══ Entries supplied
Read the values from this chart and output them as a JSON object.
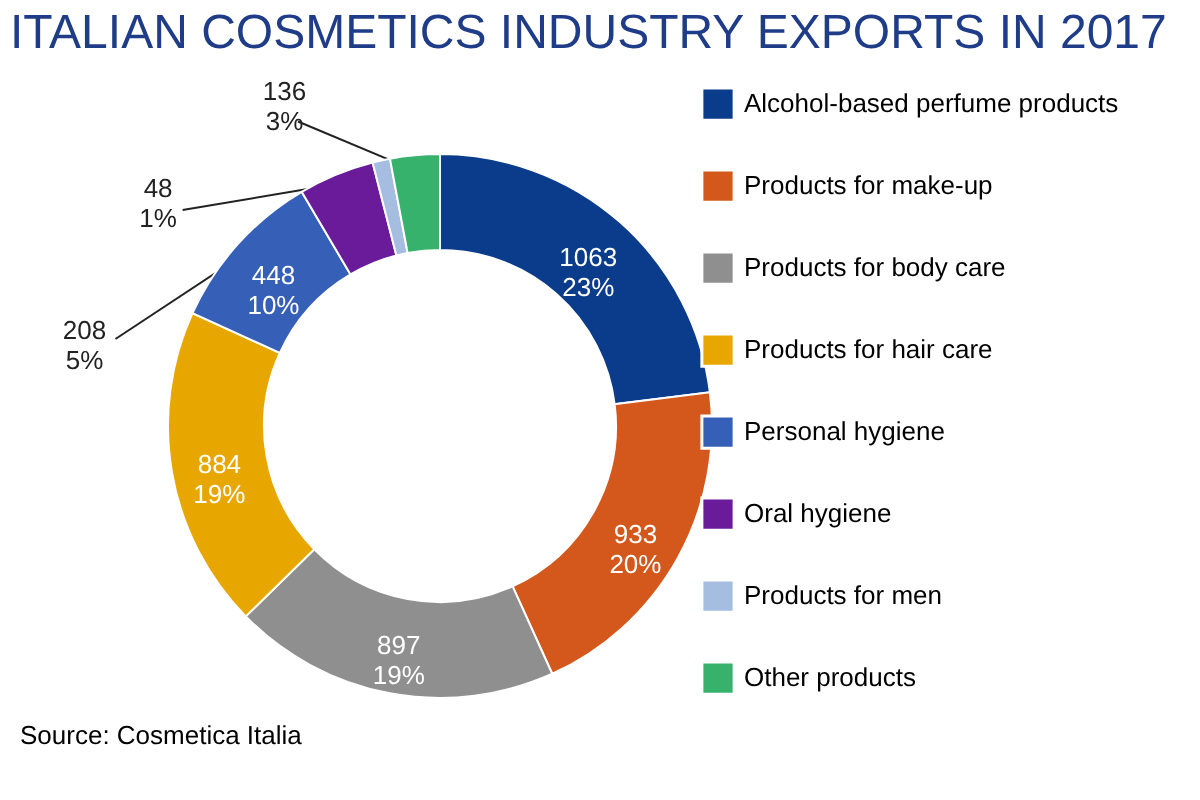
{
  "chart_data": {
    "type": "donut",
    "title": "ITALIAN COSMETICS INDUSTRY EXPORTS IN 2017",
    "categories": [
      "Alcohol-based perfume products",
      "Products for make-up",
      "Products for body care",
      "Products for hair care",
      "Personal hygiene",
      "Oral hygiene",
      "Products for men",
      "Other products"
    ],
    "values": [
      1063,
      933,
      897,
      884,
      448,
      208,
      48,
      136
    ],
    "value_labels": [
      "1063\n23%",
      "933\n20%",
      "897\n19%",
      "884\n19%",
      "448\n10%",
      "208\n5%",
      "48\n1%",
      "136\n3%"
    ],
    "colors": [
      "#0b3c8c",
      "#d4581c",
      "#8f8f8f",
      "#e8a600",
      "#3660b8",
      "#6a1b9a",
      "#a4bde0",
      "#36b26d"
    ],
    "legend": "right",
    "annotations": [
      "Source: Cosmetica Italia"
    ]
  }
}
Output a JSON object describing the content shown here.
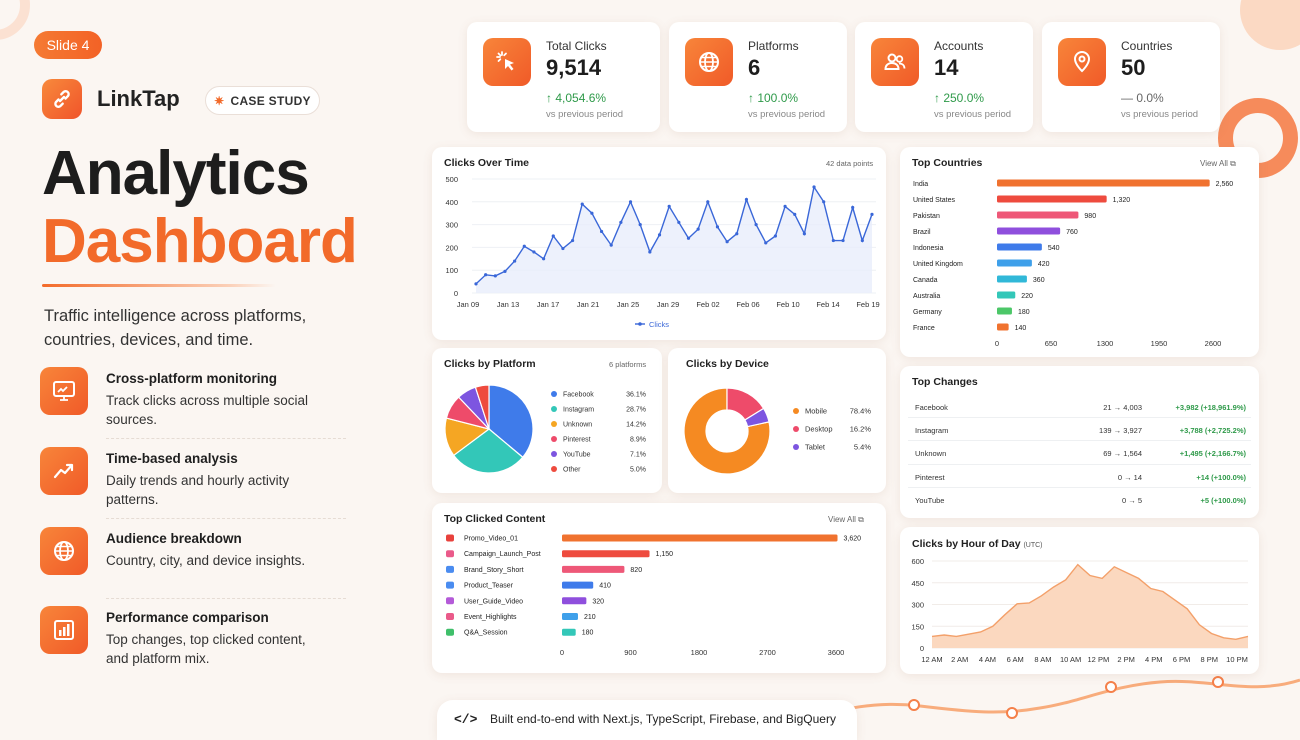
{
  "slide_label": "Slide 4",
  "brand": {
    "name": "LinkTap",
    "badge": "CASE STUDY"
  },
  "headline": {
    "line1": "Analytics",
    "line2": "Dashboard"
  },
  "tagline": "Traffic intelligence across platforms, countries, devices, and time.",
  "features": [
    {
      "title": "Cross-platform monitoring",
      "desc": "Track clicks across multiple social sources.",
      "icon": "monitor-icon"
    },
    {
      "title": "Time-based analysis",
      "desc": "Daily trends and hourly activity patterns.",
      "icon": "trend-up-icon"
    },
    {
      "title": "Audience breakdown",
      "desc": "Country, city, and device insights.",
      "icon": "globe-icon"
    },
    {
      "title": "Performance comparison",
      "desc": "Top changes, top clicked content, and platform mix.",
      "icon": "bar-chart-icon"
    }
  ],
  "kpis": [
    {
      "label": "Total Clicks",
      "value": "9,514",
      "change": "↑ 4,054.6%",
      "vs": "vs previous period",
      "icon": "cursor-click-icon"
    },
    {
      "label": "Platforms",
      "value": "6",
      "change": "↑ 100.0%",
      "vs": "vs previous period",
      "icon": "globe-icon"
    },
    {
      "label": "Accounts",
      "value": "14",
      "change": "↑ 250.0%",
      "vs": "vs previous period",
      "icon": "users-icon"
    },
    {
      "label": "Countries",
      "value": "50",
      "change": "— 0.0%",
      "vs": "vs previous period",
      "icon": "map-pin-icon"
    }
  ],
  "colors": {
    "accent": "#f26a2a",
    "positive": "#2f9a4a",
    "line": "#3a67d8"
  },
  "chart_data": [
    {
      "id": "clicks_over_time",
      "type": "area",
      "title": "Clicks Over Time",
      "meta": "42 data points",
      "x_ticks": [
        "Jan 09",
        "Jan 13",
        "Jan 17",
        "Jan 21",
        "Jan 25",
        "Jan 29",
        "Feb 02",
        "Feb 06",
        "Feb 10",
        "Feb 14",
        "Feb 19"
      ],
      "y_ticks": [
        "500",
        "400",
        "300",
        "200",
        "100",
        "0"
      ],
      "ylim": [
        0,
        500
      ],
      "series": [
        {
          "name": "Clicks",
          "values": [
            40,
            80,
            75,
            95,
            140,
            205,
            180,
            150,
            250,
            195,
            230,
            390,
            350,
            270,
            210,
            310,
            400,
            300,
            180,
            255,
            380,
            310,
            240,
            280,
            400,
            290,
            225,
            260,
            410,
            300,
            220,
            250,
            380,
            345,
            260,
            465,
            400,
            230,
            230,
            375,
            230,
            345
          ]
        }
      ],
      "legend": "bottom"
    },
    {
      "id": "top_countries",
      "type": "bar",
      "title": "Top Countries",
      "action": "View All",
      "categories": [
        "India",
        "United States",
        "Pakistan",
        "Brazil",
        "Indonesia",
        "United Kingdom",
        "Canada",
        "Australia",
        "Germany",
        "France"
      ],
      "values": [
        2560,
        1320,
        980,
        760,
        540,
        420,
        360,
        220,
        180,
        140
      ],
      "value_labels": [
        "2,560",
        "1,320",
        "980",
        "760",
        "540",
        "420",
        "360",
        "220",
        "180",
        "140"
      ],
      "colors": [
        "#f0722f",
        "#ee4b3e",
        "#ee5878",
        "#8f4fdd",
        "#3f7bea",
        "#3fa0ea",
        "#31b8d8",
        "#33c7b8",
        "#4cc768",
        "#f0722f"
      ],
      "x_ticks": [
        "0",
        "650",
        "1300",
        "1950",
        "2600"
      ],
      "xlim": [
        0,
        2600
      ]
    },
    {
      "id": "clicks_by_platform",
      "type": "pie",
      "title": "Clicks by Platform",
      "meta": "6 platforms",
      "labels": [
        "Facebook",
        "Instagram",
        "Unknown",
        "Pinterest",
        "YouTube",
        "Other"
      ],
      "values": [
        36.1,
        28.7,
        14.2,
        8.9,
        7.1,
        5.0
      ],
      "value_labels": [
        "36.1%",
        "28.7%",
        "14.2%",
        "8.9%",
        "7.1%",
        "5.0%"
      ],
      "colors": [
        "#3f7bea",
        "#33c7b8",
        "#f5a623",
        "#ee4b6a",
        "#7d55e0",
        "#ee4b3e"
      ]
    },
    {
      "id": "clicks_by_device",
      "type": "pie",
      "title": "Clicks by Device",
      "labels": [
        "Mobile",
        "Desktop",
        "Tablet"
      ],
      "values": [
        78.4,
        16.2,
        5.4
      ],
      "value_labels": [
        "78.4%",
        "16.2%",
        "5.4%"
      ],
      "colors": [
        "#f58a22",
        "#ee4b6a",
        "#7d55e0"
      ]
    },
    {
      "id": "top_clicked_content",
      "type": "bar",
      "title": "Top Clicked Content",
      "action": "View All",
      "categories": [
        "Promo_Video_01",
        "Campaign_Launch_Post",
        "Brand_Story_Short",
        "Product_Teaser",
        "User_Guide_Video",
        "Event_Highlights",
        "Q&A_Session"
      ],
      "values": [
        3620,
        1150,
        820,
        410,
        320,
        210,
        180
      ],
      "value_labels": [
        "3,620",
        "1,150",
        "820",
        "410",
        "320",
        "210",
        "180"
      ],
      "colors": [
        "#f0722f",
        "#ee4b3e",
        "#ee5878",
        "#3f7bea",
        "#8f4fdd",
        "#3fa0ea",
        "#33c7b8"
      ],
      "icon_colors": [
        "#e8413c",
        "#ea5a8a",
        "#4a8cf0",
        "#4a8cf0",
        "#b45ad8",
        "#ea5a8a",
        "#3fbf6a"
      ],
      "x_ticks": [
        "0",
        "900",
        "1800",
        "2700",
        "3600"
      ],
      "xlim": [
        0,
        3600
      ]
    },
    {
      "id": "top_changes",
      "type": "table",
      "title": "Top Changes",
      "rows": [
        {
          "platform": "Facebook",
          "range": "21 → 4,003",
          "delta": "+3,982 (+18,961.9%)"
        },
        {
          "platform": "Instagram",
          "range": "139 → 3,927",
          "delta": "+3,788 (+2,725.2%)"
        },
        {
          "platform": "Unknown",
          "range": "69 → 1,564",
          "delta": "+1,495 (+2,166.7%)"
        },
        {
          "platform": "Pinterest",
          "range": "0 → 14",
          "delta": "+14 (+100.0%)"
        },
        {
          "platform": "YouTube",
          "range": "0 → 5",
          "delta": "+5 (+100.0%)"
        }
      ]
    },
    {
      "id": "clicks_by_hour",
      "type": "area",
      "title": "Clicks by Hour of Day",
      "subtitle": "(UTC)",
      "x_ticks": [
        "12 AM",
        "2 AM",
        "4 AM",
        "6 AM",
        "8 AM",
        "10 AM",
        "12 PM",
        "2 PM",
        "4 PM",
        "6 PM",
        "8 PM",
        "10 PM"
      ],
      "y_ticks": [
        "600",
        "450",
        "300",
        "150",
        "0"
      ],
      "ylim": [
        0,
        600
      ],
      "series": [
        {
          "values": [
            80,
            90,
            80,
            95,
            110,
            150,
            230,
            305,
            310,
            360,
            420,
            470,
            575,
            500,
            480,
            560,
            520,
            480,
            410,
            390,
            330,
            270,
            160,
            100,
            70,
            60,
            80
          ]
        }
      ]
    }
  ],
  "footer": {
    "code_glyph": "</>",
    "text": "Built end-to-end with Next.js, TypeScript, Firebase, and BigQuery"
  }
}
════
#### Your instructions:
Using the listing above, return all lines where the word "JSON" occurs.

#### Response for this exercise:
Read the values from this chart and output them as a JSON object.
Output a JSON object describing the content shown here.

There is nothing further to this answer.